AIM.
Transcribe all of the material exactly, except for its pictures.

(Stored records)
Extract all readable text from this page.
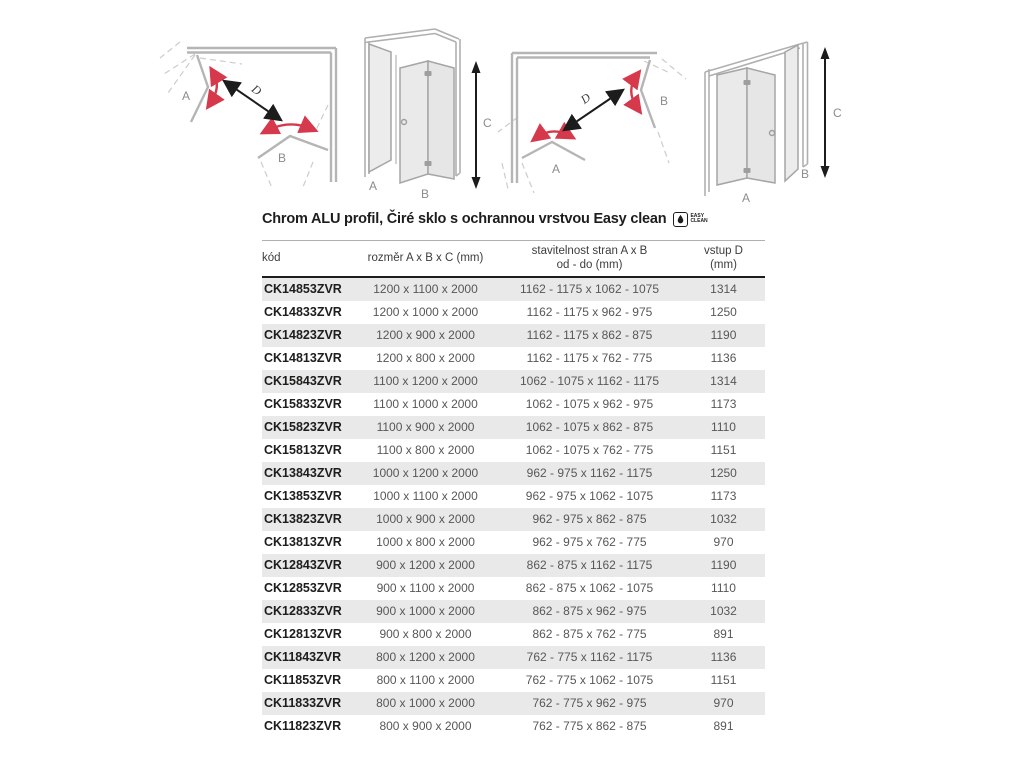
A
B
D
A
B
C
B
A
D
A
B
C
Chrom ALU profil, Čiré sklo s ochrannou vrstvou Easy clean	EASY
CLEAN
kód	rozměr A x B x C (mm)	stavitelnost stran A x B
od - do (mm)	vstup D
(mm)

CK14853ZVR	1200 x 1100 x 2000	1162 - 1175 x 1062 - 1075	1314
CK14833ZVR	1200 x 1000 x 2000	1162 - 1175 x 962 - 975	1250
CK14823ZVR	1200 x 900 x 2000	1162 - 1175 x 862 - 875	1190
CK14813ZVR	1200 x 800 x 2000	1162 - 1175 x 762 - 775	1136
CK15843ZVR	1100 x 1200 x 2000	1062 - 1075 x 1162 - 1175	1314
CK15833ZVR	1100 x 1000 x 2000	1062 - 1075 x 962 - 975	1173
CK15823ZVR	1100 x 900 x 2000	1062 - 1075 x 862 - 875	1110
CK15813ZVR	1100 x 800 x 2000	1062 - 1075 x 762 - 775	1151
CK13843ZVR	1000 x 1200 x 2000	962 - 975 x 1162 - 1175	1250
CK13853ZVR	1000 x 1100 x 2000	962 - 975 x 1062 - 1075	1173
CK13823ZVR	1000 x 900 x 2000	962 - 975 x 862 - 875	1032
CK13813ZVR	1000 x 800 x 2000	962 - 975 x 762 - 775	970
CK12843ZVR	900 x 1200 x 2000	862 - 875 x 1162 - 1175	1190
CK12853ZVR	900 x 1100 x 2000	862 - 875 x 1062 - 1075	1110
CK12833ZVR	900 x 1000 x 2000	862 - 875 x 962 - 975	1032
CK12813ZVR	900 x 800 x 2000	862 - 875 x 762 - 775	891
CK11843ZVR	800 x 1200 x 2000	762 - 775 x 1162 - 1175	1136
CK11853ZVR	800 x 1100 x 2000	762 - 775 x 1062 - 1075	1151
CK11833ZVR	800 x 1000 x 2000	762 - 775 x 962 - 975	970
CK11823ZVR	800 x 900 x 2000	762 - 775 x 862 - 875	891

TASK ANSWER.
Extract all readable text from this page.
A
B
D
A
B
C
B
A
D
A
B
C
Chrom ALU profil, Čiré sklo s ochrannou vrstvou Easy clean	EASY
CLEAN
kód	rozměr A x B x C (mm)	stavitelnost stran A x B
od - do (mm)	vstup D
(mm)

CK14853ZVR	1200 x 1100 x 2000	1162 - 1175 x 1062 - 1075	1314
CK14833ZVR	1200 x 1000 x 2000	1162 - 1175 x 962 - 975	1250
CK14823ZVR	1200 x 900 x 2000	1162 - 1175 x 862 - 875	1190
CK14813ZVR	1200 x 800 x 2000	1162 - 1175 x 762 - 775	1136
CK15843ZVR	1100 x 1200 x 2000	1062 - 1075 x 1162 - 1175	1314
CK15833ZVR	1100 x 1000 x 2000	1062 - 1075 x 962 - 975	1173
CK15823ZVR	1100 x 900 x 2000	1062 - 1075 x 862 - 875	1110
CK15813ZVR	1100 x 800 x 2000	1062 - 1075 x 762 - 775	1151
CK13843ZVR	1000 x 1200 x 2000	962 - 975 x 1162 - 1175	1250
CK13853ZVR	1000 x 1100 x 2000	962 - 975 x 1062 - 1075	1173
CK13823ZVR	1000 x 900 x 2000	962 - 975 x 862 - 875	1032
CK13813ZVR	1000 x 800 x 2000	962 - 975 x 762 - 775	970
CK12843ZVR	900 x 1200 x 2000	862 - 875 x 1162 - 1175	1190
CK12853ZVR	900 x 1100 x 2000	862 - 875 x 1062 - 1075	1110
CK12833ZVR	900 x 1000 x 2000	862 - 875 x 962 - 975	1032
CK12813ZVR	900 x 800 x 2000	862 - 875 x 762 - 775	891
CK11843ZVR	800 x 1200 x 2000	762 - 775 x 1162 - 1175	1136
CK11853ZVR	800 x 1100 x 2000	762 - 775 x 1062 - 1075	1151
CK11833ZVR	800 x 1000 x 2000	762 - 775 x 962 - 975	970
CK11823ZVR	800 x 900 x 2000	762 - 775 x 862 - 875	891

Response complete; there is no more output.